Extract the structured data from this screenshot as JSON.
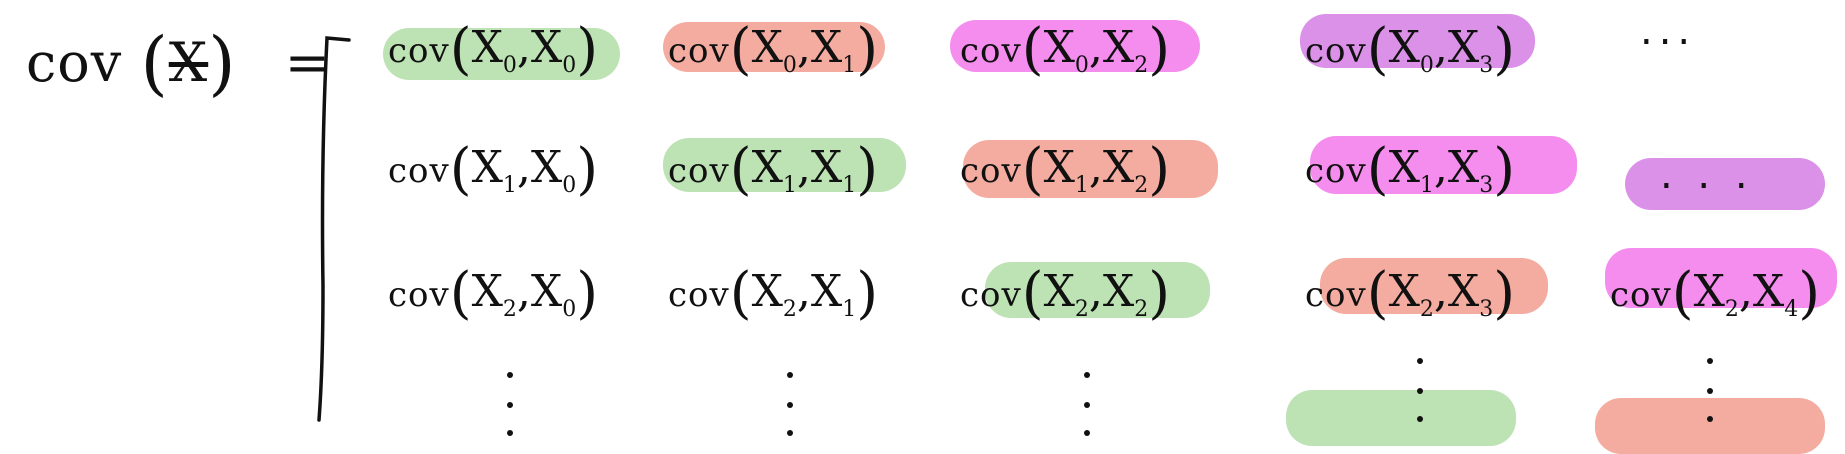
{
  "colors": {
    "green": "#b9e2b0",
    "red": "#f3a89b",
    "pink": "#f487ee",
    "purple": "#d88be6",
    "ink": "#111111"
  },
  "lhs": {
    "fn": "cov",
    "var": "X",
    "equals": "="
  },
  "rows": [
    {
      "cells": [
        {
          "fn": "cov",
          "a": "X",
          "ai": "0",
          "b": "X",
          "bi": "0",
          "color": "green"
        },
        {
          "fn": "cov",
          "a": "X",
          "ai": "0",
          "b": "X",
          "bi": "1",
          "color": "red"
        },
        {
          "fn": "cov",
          "a": "X",
          "ai": "0",
          "b": "X",
          "bi": "2",
          "color": "pink"
        },
        {
          "fn": "cov",
          "a": "X",
          "ai": "0",
          "b": "X",
          "bi": "3",
          "color": "purple"
        }
      ],
      "tail": "..."
    },
    {
      "cells": [
        {
          "fn": "cov",
          "a": "X",
          "ai": "1",
          "b": "X",
          "bi": "0",
          "color": "none"
        },
        {
          "fn": "cov",
          "a": "X",
          "ai": "1",
          "b": "X",
          "bi": "1",
          "color": "green"
        },
        {
          "fn": "cov",
          "a": "X",
          "ai": "1",
          "b": "X",
          "bi": "2",
          "color": "red"
        },
        {
          "fn": "cov",
          "a": "X",
          "ai": "1",
          "b": "X",
          "bi": "3",
          "color": "pink"
        }
      ],
      "tail": ". . ."
    },
    {
      "cells": [
        {
          "fn": "cov",
          "a": "X",
          "ai": "2",
          "b": "X",
          "bi": "0",
          "color": "none"
        },
        {
          "fn": "cov",
          "a": "X",
          "ai": "2",
          "b": "X",
          "bi": "1",
          "color": "none"
        },
        {
          "fn": "cov",
          "a": "X",
          "ai": "2",
          "b": "X",
          "bi": "2",
          "color": "green"
        },
        {
          "fn": "cov",
          "a": "X",
          "ai": "2",
          "b": "X",
          "bi": "3",
          "color": "red"
        },
        {
          "fn": "cov",
          "a": "X",
          "ai": "2",
          "b": "X",
          "bi": "4",
          "color": "pink"
        }
      ]
    }
  ],
  "bottom_dots": [
    {
      "color": "none"
    },
    {
      "color": "none"
    },
    {
      "color": "none"
    },
    {
      "color": "green"
    },
    {
      "color": "red"
    }
  ]
}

++++++

* _YOUR INSTRUCTIONS_
Write out the full set of lines verbatim, without the pictures.

* _REPLY_
Extract the structured data from this screenshot as JSON.
{
  "colors": {
    "green": "#b9e2b0",
    "red": "#f3a89b",
    "pink": "#f487ee",
    "purple": "#d88be6",
    "ink": "#111111"
  },
  "lhs": {
    "fn": "cov",
    "var": "X",
    "equals": "="
  },
  "rows": [
    {
      "cells": [
        {
          "fn": "cov",
          "a": "X",
          "ai": "0",
          "b": "X",
          "bi": "0",
          "color": "green"
        },
        {
          "fn": "cov",
          "a": "X",
          "ai": "0",
          "b": "X",
          "bi": "1",
          "color": "red"
        },
        {
          "fn": "cov",
          "a": "X",
          "ai": "0",
          "b": "X",
          "bi": "2",
          "color": "pink"
        },
        {
          "fn": "cov",
          "a": "X",
          "ai": "0",
          "b": "X",
          "bi": "3",
          "color": "purple"
        }
      ],
      "tail": "..."
    },
    {
      "cells": [
        {
          "fn": "cov",
          "a": "X",
          "ai": "1",
          "b": "X",
          "bi": "0",
          "color": "none"
        },
        {
          "fn": "cov",
          "a": "X",
          "ai": "1",
          "b": "X",
          "bi": "1",
          "color": "green"
        },
        {
          "fn": "cov",
          "a": "X",
          "ai": "1",
          "b": "X",
          "bi": "2",
          "color": "red"
        },
        {
          "fn": "cov",
          "a": "X",
          "ai": "1",
          "b": "X",
          "bi": "3",
          "color": "pink"
        }
      ],
      "tail": ". . ."
    },
    {
      "cells": [
        {
          "fn": "cov",
          "a": "X",
          "ai": "2",
          "b": "X",
          "bi": "0",
          "color": "none"
        },
        {
          "fn": "cov",
          "a": "X",
          "ai": "2",
          "b": "X",
          "bi": "1",
          "color": "none"
        },
        {
          "fn": "cov",
          "a": "X",
          "ai": "2",
          "b": "X",
          "bi": "2",
          "color": "green"
        },
        {
          "fn": "cov",
          "a": "X",
          "ai": "2",
          "b": "X",
          "bi": "3",
          "color": "red"
        },
        {
          "fn": "cov",
          "a": "X",
          "ai": "2",
          "b": "X",
          "bi": "4",
          "color": "pink"
        }
      ]
    }
  ],
  "bottom_dots": [
    {
      "color": "none"
    },
    {
      "color": "none"
    },
    {
      "color": "none"
    },
    {
      "color": "green"
    },
    {
      "color": "red"
    }
  ]
}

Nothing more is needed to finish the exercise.